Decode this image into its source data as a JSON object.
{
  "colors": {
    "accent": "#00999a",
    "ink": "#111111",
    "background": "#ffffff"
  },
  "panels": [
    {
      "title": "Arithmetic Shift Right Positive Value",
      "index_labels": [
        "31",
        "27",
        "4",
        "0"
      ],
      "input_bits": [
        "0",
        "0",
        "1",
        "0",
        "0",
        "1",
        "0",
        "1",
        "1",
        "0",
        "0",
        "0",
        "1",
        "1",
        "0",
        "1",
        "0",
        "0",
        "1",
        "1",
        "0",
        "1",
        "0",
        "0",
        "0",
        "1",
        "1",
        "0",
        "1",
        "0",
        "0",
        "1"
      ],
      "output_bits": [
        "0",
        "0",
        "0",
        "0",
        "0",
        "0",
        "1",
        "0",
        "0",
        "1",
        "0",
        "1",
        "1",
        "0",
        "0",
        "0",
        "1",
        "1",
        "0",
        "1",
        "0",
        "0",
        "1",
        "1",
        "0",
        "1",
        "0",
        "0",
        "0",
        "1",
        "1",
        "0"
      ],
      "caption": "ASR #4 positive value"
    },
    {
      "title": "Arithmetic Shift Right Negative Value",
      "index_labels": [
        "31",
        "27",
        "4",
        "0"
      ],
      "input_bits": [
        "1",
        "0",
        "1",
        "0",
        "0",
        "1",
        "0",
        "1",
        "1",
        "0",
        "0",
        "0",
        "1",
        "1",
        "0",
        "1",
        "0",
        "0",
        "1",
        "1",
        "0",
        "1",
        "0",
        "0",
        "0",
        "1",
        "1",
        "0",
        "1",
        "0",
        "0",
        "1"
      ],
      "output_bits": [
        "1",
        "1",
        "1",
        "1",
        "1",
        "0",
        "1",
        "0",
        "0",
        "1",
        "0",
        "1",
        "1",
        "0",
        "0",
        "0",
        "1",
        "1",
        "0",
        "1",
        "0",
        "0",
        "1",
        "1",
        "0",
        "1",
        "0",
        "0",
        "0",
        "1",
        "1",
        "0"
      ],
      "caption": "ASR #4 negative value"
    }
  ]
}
* * *
Working from the material above, retype it in its entirety without change.

Decode this image into its source data as a JSON object.
{
  "colors": {
    "accent": "#00999a",
    "ink": "#111111",
    "background": "#ffffff"
  },
  "panels": [
    {
      "title": "Arithmetic Shift Right Positive Value",
      "index_labels": [
        "31",
        "27",
        "4",
        "0"
      ],
      "input_bits": [
        "0",
        "0",
        "1",
        "0",
        "0",
        "1",
        "0",
        "1",
        "1",
        "0",
        "0",
        "0",
        "1",
        "1",
        "0",
        "1",
        "0",
        "0",
        "1",
        "1",
        "0",
        "1",
        "0",
        "0",
        "0",
        "1",
        "1",
        "0",
        "1",
        "0",
        "0",
        "1"
      ],
      "output_bits": [
        "0",
        "0",
        "0",
        "0",
        "0",
        "0",
        "1",
        "0",
        "0",
        "1",
        "0",
        "1",
        "1",
        "0",
        "0",
        "0",
        "1",
        "1",
        "0",
        "1",
        "0",
        "0",
        "1",
        "1",
        "0",
        "1",
        "0",
        "0",
        "0",
        "1",
        "1",
        "0"
      ],
      "caption": "ASR #4 positive value"
    },
    {
      "title": "Arithmetic Shift Right Negative Value",
      "index_labels": [
        "31",
        "27",
        "4",
        "0"
      ],
      "input_bits": [
        "1",
        "0",
        "1",
        "0",
        "0",
        "1",
        "0",
        "1",
        "1",
        "0",
        "0",
        "0",
        "1",
        "1",
        "0",
        "1",
        "0",
        "0",
        "1",
        "1",
        "0",
        "1",
        "0",
        "0",
        "0",
        "1",
        "1",
        "0",
        "1",
        "0",
        "0",
        "1"
      ],
      "output_bits": [
        "1",
        "1",
        "1",
        "1",
        "1",
        "0",
        "1",
        "0",
        "0",
        "1",
        "0",
        "1",
        "1",
        "0",
        "0",
        "0",
        "1",
        "1",
        "0",
        "1",
        "0",
        "0",
        "1",
        "1",
        "0",
        "1",
        "0",
        "0",
        "0",
        "1",
        "1",
        "0"
      ],
      "caption": "ASR #4 negative value"
    }
  ]
}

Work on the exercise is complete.